(Dataset rows about figures)
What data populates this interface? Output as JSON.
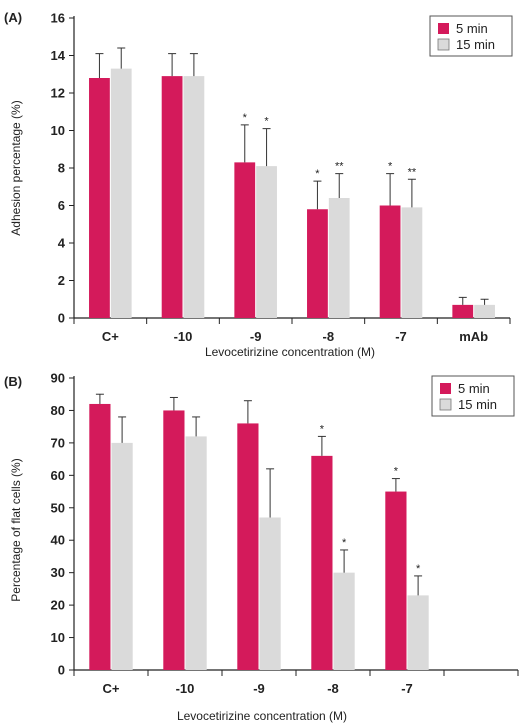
{
  "colors": {
    "series_5min": "#d41a5b",
    "series_15min": "#dadada"
  },
  "chart_data": [
    {
      "type": "bar",
      "panel_label": "(A)",
      "categories": [
        "C+",
        "-10",
        "-9",
        "-8",
        "-7",
        "mAb"
      ],
      "series": [
        {
          "name": "5 min",
          "values": [
            12.8,
            12.9,
            8.3,
            5.8,
            6.0,
            0.7
          ],
          "errors": [
            1.3,
            1.2,
            2.0,
            1.5,
            1.7,
            0.4
          ],
          "annotations": [
            "",
            "",
            "*",
            "*",
            "*",
            ""
          ]
        },
        {
          "name": "15 min",
          "values": [
            13.3,
            12.9,
            8.1,
            6.4,
            5.9,
            0.7
          ],
          "errors": [
            1.1,
            1.2,
            2.0,
            1.3,
            1.5,
            0.3
          ],
          "annotations": [
            "",
            "",
            "*",
            "**",
            "**",
            ""
          ]
        }
      ],
      "xlabel": "Levocetirizine concentration (M)",
      "ylabel": "Adhesion percentage (%)",
      "ylim": [
        0,
        16
      ],
      "yticks": [
        0,
        2,
        4,
        6,
        8,
        10,
        12,
        14,
        16
      ],
      "legend_position": "top-right",
      "grid": false
    },
    {
      "type": "bar",
      "panel_label": "(B)",
      "categories": [
        "C+",
        "-10",
        "-9",
        "-8",
        "-7",
        ""
      ],
      "series": [
        {
          "name": "5 min",
          "values": [
            82,
            80,
            76,
            66,
            55,
            null
          ],
          "errors": [
            3,
            4,
            7,
            6,
            4,
            null
          ],
          "annotations": [
            "",
            "",
            "",
            "*",
            "*",
            ""
          ]
        },
        {
          "name": "15 min",
          "values": [
            70,
            72,
            47,
            30,
            23,
            null
          ],
          "errors": [
            8,
            6,
            15,
            7,
            6,
            null
          ],
          "annotations": [
            "",
            "",
            "",
            "*",
            "*",
            ""
          ]
        }
      ],
      "xlabel": "Levocetirizine concentration (M)",
      "ylabel": "Percentage of flat cells (%)",
      "ylim": [
        0,
        90
      ],
      "yticks": [
        0,
        10,
        20,
        30,
        40,
        50,
        60,
        70,
        80,
        90
      ],
      "legend_position": "top-right",
      "grid": false
    }
  ]
}
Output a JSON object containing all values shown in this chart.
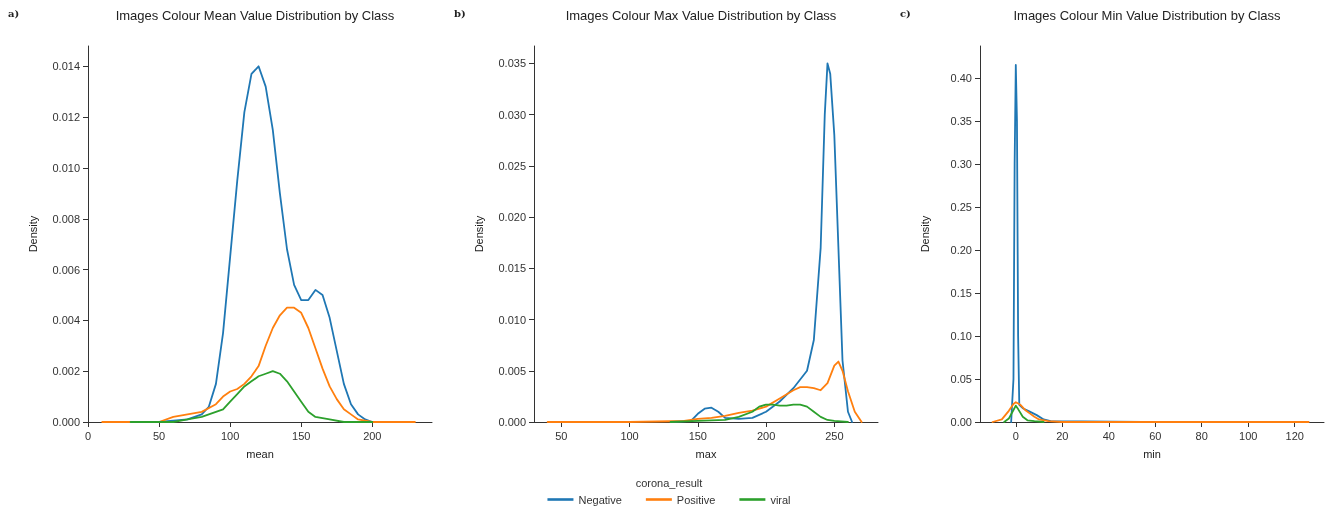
{
  "chart_data": [
    {
      "type": "line",
      "title": "Images Colour Mean Value Distribution by Class",
      "annotations": [
        "a)"
      ],
      "xlabel": "mean",
      "ylabel": "Density",
      "xlim": [
        0,
        242
      ],
      "xticks": [
        0,
        50,
        100,
        150,
        200
      ],
      "ylim": [
        0,
        0.0148
      ],
      "yticks": [
        {
          "value": 0,
          "label": "0.000"
        },
        {
          "value": 0.002,
          "label": "0.002"
        },
        {
          "value": 0.004,
          "label": "0.004"
        },
        {
          "value": 0.006,
          "label": "0.006"
        },
        {
          "value": 0.008,
          "label": "0.008"
        },
        {
          "value": 0.01,
          "label": "0.010"
        },
        {
          "value": 0.012,
          "label": "0.012"
        },
        {
          "value": 0.014,
          "label": "0.014"
        }
      ],
      "series": [
        {
          "color": "#1f77b4",
          "x": [
            15,
            50,
            70,
            80,
            85,
            90,
            95,
            100,
            105,
            110,
            115,
            120,
            125,
            130,
            135,
            140,
            145,
            150,
            155,
            160,
            165,
            170,
            175,
            180,
            185,
            190,
            195,
            200,
            210
          ],
          "values": [
            0,
            0,
            0.0001,
            0.0003,
            0.0006,
            0.0015,
            0.0035,
            0.0065,
            0.0095,
            0.0122,
            0.0137,
            0.014,
            0.0132,
            0.0115,
            0.009,
            0.0068,
            0.0054,
            0.0048,
            0.0048,
            0.0052,
            0.005,
            0.0041,
            0.0028,
            0.0015,
            0.0007,
            0.0003,
            0.0001,
            0,
            0
          ]
        },
        {
          "color": "#ff7f0e",
          "x": [
            10,
            50,
            60,
            70,
            80,
            90,
            95,
            100,
            105,
            110,
            115,
            120,
            125,
            130,
            135,
            140,
            145,
            150,
            155,
            160,
            165,
            170,
            175,
            180,
            185,
            190,
            200,
            230
          ],
          "values": [
            0,
            0,
            0.0002,
            0.0003,
            0.0004,
            0.0007,
            0.001,
            0.0012,
            0.0013,
            0.0015,
            0.0018,
            0.0022,
            0.003,
            0.0037,
            0.0042,
            0.0045,
            0.0045,
            0.0043,
            0.0037,
            0.0029,
            0.0021,
            0.0014,
            0.0009,
            0.0005,
            0.0003,
            0.0001,
            0,
            0
          ]
        },
        {
          "color": "#2ca02c",
          "x": [
            30,
            60,
            70,
            80,
            90,
            95,
            100,
            105,
            110,
            115,
            120,
            125,
            130,
            135,
            140,
            145,
            150,
            155,
            160,
            170,
            180,
            200
          ],
          "values": [
            0,
            0,
            0.0001,
            0.0002,
            0.0004,
            0.0005,
            0.0008,
            0.0011,
            0.0014,
            0.0016,
            0.0018,
            0.0019,
            0.002,
            0.0019,
            0.0016,
            0.0012,
            0.0008,
            0.0004,
            0.0002,
            0.0001,
            0,
            0
          ]
        }
      ]
    },
    {
      "type": "line",
      "title": "Images Colour Max Value Distribution by Class",
      "annotations": [
        "b)"
      ],
      "xlabel": "max",
      "ylabel": "Density",
      "legend": "bottom",
      "legend_title": "corona_result",
      "xlim": [
        30,
        282
      ],
      "xticks": [
        50,
        100,
        150,
        200,
        250
      ],
      "ylim": [
        0,
        0.0367
      ],
      "yticks": [
        {
          "value": 0,
          "label": "0.000"
        },
        {
          "value": 0.005,
          "label": "0.005"
        },
        {
          "value": 0.01,
          "label": "0.010"
        },
        {
          "value": 0.015,
          "label": "0.015"
        },
        {
          "value": 0.02,
          "label": "0.020"
        },
        {
          "value": 0.025,
          "label": "0.025"
        },
        {
          "value": 0.03,
          "label": "0.030"
        },
        {
          "value": 0.035,
          "label": "0.035"
        }
      ],
      "series": [
        {
          "name": "Negative",
          "color": "#1f77b4",
          "x": [
            130,
            145,
            150,
            155,
            160,
            165,
            170,
            180,
            190,
            200,
            210,
            220,
            230,
            235,
            240,
            243,
            245,
            247,
            250,
            253,
            256,
            260,
            263
          ],
          "values": [
            0,
            0.0001,
            0.0008,
            0.0013,
            0.0014,
            0.001,
            0.0004,
            0.0003,
            0.0004,
            0.001,
            0.002,
            0.0033,
            0.005,
            0.008,
            0.017,
            0.03,
            0.035,
            0.034,
            0.028,
            0.017,
            0.006,
            0.001,
            0
          ]
        },
        {
          "name": "Positive",
          "color": "#ff7f0e",
          "x": [
            40,
            100,
            140,
            150,
            160,
            170,
            180,
            190,
            200,
            210,
            220,
            225,
            230,
            235,
            240,
            245,
            250,
            253,
            256,
            260,
            265,
            270
          ],
          "values": [
            0,
            0,
            0.0001,
            0.0003,
            0.0004,
            0.0006,
            0.0009,
            0.0011,
            0.0015,
            0.0023,
            0.0031,
            0.0034,
            0.0034,
            0.0033,
            0.0031,
            0.0038,
            0.0055,
            0.0059,
            0.005,
            0.003,
            0.001,
            0
          ]
        },
        {
          "name": "viral",
          "color": "#2ca02c",
          "x": [
            130,
            150,
            170,
            180,
            190,
            195,
            200,
            205,
            210,
            215,
            220,
            225,
            230,
            235,
            240,
            245,
            250,
            260
          ],
          "values": [
            0,
            0.0001,
            0.0002,
            0.0005,
            0.001,
            0.0015,
            0.0017,
            0.0017,
            0.0016,
            0.0016,
            0.0017,
            0.0017,
            0.0015,
            0.001,
            0.0005,
            0.0002,
            0.0001,
            0
          ]
        }
      ]
    },
    {
      "type": "line",
      "title": "Images Colour Min Value Distribution by Class",
      "annotations": [
        "c)"
      ],
      "xlabel": "min",
      "ylabel": "Density",
      "xlim": [
        -15.4,
        132.6
      ],
      "xticks": [
        0,
        20,
        40,
        60,
        80,
        100,
        120
      ],
      "ylim": [
        0,
        0.437
      ],
      "yticks": [
        {
          "value": 0,
          "label": "0.00"
        },
        {
          "value": 0.05,
          "label": "0.05"
        },
        {
          "value": 0.1,
          "label": "0.10"
        },
        {
          "value": 0.15,
          "label": "0.15"
        },
        {
          "value": 0.2,
          "label": "0.20"
        },
        {
          "value": 0.25,
          "label": "0.25"
        },
        {
          "value": 0.3,
          "label": "0.30"
        },
        {
          "value": 0.35,
          "label": "0.35"
        },
        {
          "value": 0.4,
          "label": "0.40"
        }
      ],
      "series": [
        {
          "color": "#1f77b4",
          "x": [
            -2,
            -1,
            -0.5,
            0,
            0.5,
            1,
            1.5,
            3,
            6,
            9,
            12,
            15,
            55
          ],
          "values": [
            0,
            0.05,
            0.3,
            0.415,
            0.35,
            0.1,
            0.02,
            0.016,
            0.012,
            0.008,
            0.003,
            0.001,
            0
          ]
        },
        {
          "color": "#ff7f0e",
          "x": [
            -10,
            -6,
            -3,
            -1,
            0,
            2,
            4,
            6,
            8,
            10,
            14,
            20,
            55,
            126
          ],
          "values": [
            0,
            0.003,
            0.013,
            0.021,
            0.023,
            0.02,
            0.014,
            0.01,
            0.006,
            0.003,
            0.001,
            0,
            0,
            0
          ]
        },
        {
          "color": "#2ca02c",
          "x": [
            -5,
            -3,
            -1,
            0,
            1,
            3,
            5,
            8,
            12
          ],
          "values": [
            0,
            0.004,
            0.014,
            0.019,
            0.015,
            0.006,
            0.002,
            0.001,
            0
          ]
        }
      ]
    }
  ]
}
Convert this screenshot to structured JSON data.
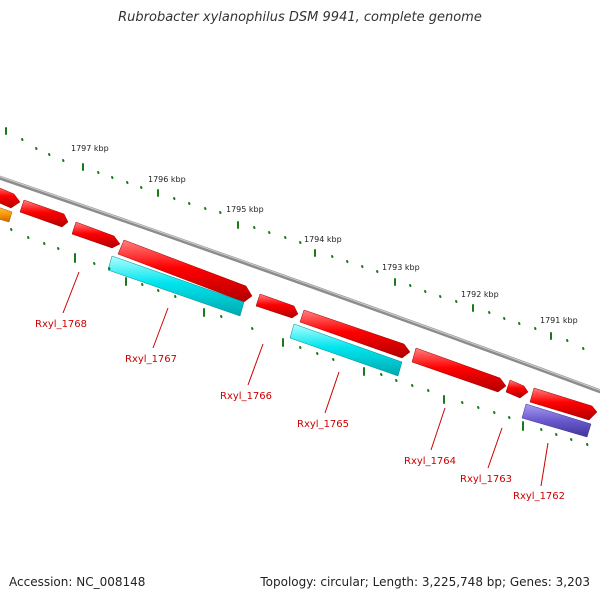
{
  "title": "Rubrobacter xylanophilus DSM 9941, complete genome",
  "footer": {
    "accession": "Accession: NC_008148",
    "topology": "Topology: circular; Length: 3,225,748 bp; Genes: 3,203"
  },
  "colors": {
    "backbone": "#8c8c8c",
    "tick": "#1a7a1a",
    "gene_red": "#ff0000",
    "gene_cyan": "#00e5ee",
    "gene_orange": "#ff9900",
    "gene_purple": "#6a5acd",
    "label": "#cc0000"
  },
  "ruler_labels": [
    "1797 kbp",
    "1796 kbp",
    "1795 kbp",
    "1794 kbp",
    "1793 kbp",
    "1792 kbp",
    "1791 kbp"
  ],
  "genes": [
    {
      "id": "Rxyl_1768",
      "color": "red"
    },
    {
      "id": "Rxyl_1767",
      "color": "cyan"
    },
    {
      "id": "Rxyl_1766",
      "color": "red"
    },
    {
      "id": "Rxyl_1765",
      "color": "cyan"
    },
    {
      "id": "Rxyl_1764",
      "color": "red"
    },
    {
      "id": "Rxyl_1763",
      "color": "red"
    },
    {
      "id": "Rxyl_1762",
      "color": "purple"
    }
  ]
}
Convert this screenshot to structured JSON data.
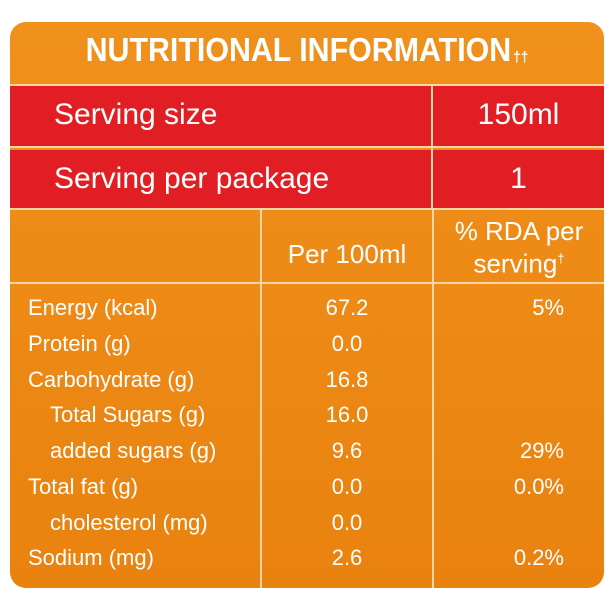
{
  "title": {
    "text": "NUTRITIONAL INFORMATION",
    "mark": "††"
  },
  "serving": {
    "size_label": "Serving size",
    "size_value": "150ml",
    "per_package_label": "Serving per package",
    "per_package_value": "1"
  },
  "columns": {
    "per_100": "Per 100ml",
    "rda_line1": "% RDA per",
    "rda_line2": "serving",
    "rda_mark": "†"
  },
  "rows": [
    {
      "name": "Energy (kcal)",
      "per_100ml": "67.2",
      "rda": "5%"
    },
    {
      "name": "Protein (g)",
      "per_100ml": "0.0",
      "rda": ""
    },
    {
      "name": "Carbohydrate (g)",
      "per_100ml": "16.8",
      "rda": ""
    },
    {
      "name": "Total Sugars (g)",
      "per_100ml": "16.0",
      "rda": ""
    },
    {
      "name": "added sugars (g)",
      "per_100ml": "9.6",
      "rda": "29%"
    },
    {
      "name": "Total fat (g)",
      "per_100ml": "0.0",
      "rda": "0.0%"
    },
    {
      "name": "cholesterol (mg)",
      "per_100ml": "0.0",
      "rda": ""
    },
    {
      "name": "Sodium (mg)",
      "per_100ml": "2.6",
      "rda": "0.2%"
    }
  ],
  "colors": {
    "panel": "#ef8c18",
    "header_red": "#e01e23",
    "text": "#ffffff",
    "lines": "#fbd5a4"
  }
}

• _The task_
Above are the records. Copy every line in them holding "this".

• _Result_
What data populates this interface? Output as JSON.
Output a JSON object containing all values shown in this chart.
Convert this screenshot to structured JSON data.
Convert this screenshot to structured JSON data.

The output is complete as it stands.